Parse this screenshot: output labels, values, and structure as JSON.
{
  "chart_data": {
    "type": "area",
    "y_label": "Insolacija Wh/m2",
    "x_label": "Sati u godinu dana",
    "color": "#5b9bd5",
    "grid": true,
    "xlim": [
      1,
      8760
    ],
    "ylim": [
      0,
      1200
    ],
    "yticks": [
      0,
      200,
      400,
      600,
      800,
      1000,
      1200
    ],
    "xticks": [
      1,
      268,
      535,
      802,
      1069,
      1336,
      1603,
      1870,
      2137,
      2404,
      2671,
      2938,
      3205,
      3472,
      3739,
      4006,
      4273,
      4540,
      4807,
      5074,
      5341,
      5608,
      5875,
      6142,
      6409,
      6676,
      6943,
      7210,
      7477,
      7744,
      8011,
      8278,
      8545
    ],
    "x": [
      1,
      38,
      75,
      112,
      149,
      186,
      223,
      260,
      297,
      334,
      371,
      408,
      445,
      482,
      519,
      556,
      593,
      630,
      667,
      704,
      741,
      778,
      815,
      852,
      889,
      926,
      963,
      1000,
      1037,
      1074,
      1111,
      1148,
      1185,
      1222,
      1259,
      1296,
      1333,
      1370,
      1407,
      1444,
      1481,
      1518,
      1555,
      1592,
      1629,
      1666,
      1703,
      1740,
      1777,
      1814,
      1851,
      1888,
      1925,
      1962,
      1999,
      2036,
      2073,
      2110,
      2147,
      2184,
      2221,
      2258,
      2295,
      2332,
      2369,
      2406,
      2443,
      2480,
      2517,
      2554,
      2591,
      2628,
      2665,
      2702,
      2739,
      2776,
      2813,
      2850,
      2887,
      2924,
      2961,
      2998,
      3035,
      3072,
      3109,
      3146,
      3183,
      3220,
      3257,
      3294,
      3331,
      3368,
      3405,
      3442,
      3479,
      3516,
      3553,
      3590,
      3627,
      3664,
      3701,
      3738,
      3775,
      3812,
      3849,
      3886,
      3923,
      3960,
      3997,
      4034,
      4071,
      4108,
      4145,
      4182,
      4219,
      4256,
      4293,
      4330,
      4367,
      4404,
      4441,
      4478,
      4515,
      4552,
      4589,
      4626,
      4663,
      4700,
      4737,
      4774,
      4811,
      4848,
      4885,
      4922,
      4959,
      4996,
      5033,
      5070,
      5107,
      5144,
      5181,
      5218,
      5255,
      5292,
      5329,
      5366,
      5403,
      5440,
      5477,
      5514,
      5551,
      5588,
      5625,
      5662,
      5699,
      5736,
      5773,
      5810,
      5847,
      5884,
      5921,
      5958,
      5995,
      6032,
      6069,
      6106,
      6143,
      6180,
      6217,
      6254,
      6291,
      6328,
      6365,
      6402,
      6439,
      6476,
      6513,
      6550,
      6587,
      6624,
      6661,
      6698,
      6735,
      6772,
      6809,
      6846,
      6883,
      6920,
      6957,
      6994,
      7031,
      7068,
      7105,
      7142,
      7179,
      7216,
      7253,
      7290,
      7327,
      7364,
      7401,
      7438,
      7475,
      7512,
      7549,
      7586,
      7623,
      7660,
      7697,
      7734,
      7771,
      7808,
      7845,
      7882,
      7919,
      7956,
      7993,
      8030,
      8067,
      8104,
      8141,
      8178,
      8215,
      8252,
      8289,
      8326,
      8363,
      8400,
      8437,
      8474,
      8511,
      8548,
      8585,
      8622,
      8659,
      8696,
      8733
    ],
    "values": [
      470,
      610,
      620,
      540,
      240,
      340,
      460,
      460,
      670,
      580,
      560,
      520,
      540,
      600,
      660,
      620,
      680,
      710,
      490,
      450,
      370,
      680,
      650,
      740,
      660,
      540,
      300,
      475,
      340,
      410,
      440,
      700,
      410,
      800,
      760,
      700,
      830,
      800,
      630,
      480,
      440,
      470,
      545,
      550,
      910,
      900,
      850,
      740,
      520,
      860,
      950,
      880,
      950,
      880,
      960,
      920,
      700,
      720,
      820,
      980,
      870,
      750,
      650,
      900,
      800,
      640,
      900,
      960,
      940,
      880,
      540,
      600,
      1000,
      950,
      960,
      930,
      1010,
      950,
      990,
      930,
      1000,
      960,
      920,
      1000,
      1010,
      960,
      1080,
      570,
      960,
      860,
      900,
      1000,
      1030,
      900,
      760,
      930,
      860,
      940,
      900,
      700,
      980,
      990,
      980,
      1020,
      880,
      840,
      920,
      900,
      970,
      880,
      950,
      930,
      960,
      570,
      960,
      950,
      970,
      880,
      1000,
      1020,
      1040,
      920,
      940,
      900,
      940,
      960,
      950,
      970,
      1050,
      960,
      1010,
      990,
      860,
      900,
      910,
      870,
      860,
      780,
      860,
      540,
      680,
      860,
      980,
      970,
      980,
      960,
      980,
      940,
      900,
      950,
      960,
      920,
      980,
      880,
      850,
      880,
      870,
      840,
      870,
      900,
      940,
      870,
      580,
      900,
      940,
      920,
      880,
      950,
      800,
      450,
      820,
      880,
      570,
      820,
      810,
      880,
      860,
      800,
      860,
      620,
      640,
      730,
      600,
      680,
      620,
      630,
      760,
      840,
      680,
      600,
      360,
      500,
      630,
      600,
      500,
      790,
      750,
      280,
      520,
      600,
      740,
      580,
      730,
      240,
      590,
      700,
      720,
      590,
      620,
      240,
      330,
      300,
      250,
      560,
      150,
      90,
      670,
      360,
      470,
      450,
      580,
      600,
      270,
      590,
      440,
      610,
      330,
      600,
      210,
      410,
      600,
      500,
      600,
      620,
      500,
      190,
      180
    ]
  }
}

**To be done**
Give all the entries again exactly; leave none out.

**Response below**
Parse this screenshot: output labels, values, and structure as JSON.
{
  "chart_data": {
    "type": "area",
    "y_label": "Insolacija Wh/m2",
    "x_label": "Sati u godinu dana",
    "color": "#5b9bd5",
    "grid": true,
    "xlim": [
      1,
      8760
    ],
    "ylim": [
      0,
      1200
    ],
    "yticks": [
      0,
      200,
      400,
      600,
      800,
      1000,
      1200
    ],
    "xticks": [
      1,
      268,
      535,
      802,
      1069,
      1336,
      1603,
      1870,
      2137,
      2404,
      2671,
      2938,
      3205,
      3472,
      3739,
      4006,
      4273,
      4540,
      4807,
      5074,
      5341,
      5608,
      5875,
      6142,
      6409,
      6676,
      6943,
      7210,
      7477,
      7744,
      8011,
      8278,
      8545
    ],
    "x": [
      1,
      38,
      75,
      112,
      149,
      186,
      223,
      260,
      297,
      334,
      371,
      408,
      445,
      482,
      519,
      556,
      593,
      630,
      667,
      704,
      741,
      778,
      815,
      852,
      889,
      926,
      963,
      1000,
      1037,
      1074,
      1111,
      1148,
      1185,
      1222,
      1259,
      1296,
      1333,
      1370,
      1407,
      1444,
      1481,
      1518,
      1555,
      1592,
      1629,
      1666,
      1703,
      1740,
      1777,
      1814,
      1851,
      1888,
      1925,
      1962,
      1999,
      2036,
      2073,
      2110,
      2147,
      2184,
      2221,
      2258,
      2295,
      2332,
      2369,
      2406,
      2443,
      2480,
      2517,
      2554,
      2591,
      2628,
      2665,
      2702,
      2739,
      2776,
      2813,
      2850,
      2887,
      2924,
      2961,
      2998,
      3035,
      3072,
      3109,
      3146,
      3183,
      3220,
      3257,
      3294,
      3331,
      3368,
      3405,
      3442,
      3479,
      3516,
      3553,
      3590,
      3627,
      3664,
      3701,
      3738,
      3775,
      3812,
      3849,
      3886,
      3923,
      3960,
      3997,
      4034,
      4071,
      4108,
      4145,
      4182,
      4219,
      4256,
      4293,
      4330,
      4367,
      4404,
      4441,
      4478,
      4515,
      4552,
      4589,
      4626,
      4663,
      4700,
      4737,
      4774,
      4811,
      4848,
      4885,
      4922,
      4959,
      4996,
      5033,
      5070,
      5107,
      5144,
      5181,
      5218,
      5255,
      5292,
      5329,
      5366,
      5403,
      5440,
      5477,
      5514,
      5551,
      5588,
      5625,
      5662,
      5699,
      5736,
      5773,
      5810,
      5847,
      5884,
      5921,
      5958,
      5995,
      6032,
      6069,
      6106,
      6143,
      6180,
      6217,
      6254,
      6291,
      6328,
      6365,
      6402,
      6439,
      6476,
      6513,
      6550,
      6587,
      6624,
      6661,
      6698,
      6735,
      6772,
      6809,
      6846,
      6883,
      6920,
      6957,
      6994,
      7031,
      7068,
      7105,
      7142,
      7179,
      7216,
      7253,
      7290,
      7327,
      7364,
      7401,
      7438,
      7475,
      7512,
      7549,
      7586,
      7623,
      7660,
      7697,
      7734,
      7771,
      7808,
      7845,
      7882,
      7919,
      7956,
      7993,
      8030,
      8067,
      8104,
      8141,
      8178,
      8215,
      8252,
      8289,
      8326,
      8363,
      8400,
      8437,
      8474,
      8511,
      8548,
      8585,
      8622,
      8659,
      8696,
      8733
    ],
    "values": [
      470,
      610,
      620,
      540,
      240,
      340,
      460,
      460,
      670,
      580,
      560,
      520,
      540,
      600,
      660,
      620,
      680,
      710,
      490,
      450,
      370,
      680,
      650,
      740,
      660,
      540,
      300,
      475,
      340,
      410,
      440,
      700,
      410,
      800,
      760,
      700,
      830,
      800,
      630,
      480,
      440,
      470,
      545,
      550,
      910,
      900,
      850,
      740,
      520,
      860,
      950,
      880,
      950,
      880,
      960,
      920,
      700,
      720,
      820,
      980,
      870,
      750,
      650,
      900,
      800,
      640,
      900,
      960,
      940,
      880,
      540,
      600,
      1000,
      950,
      960,
      930,
      1010,
      950,
      990,
      930,
      1000,
      960,
      920,
      1000,
      1010,
      960,
      1080,
      570,
      960,
      860,
      900,
      1000,
      1030,
      900,
      760,
      930,
      860,
      940,
      900,
      700,
      980,
      990,
      980,
      1020,
      880,
      840,
      920,
      900,
      970,
      880,
      950,
      930,
      960,
      570,
      960,
      950,
      970,
      880,
      1000,
      1020,
      1040,
      920,
      940,
      900,
      940,
      960,
      950,
      970,
      1050,
      960,
      1010,
      990,
      860,
      900,
      910,
      870,
      860,
      780,
      860,
      540,
      680,
      860,
      980,
      970,
      980,
      960,
      980,
      940,
      900,
      950,
      960,
      920,
      980,
      880,
      850,
      880,
      870,
      840,
      870,
      900,
      940,
      870,
      580,
      900,
      940,
      920,
      880,
      950,
      800,
      450,
      820,
      880,
      570,
      820,
      810,
      880,
      860,
      800,
      860,
      620,
      640,
      730,
      600,
      680,
      620,
      630,
      760,
      840,
      680,
      600,
      360,
      500,
      630,
      600,
      500,
      790,
      750,
      280,
      520,
      600,
      740,
      580,
      730,
      240,
      590,
      700,
      720,
      590,
      620,
      240,
      330,
      300,
      250,
      560,
      150,
      90,
      670,
      360,
      470,
      450,
      580,
      600,
      270,
      590,
      440,
      610,
      330,
      600,
      210,
      410,
      600,
      500,
      600,
      620,
      500,
      190,
      180
    ]
  }
}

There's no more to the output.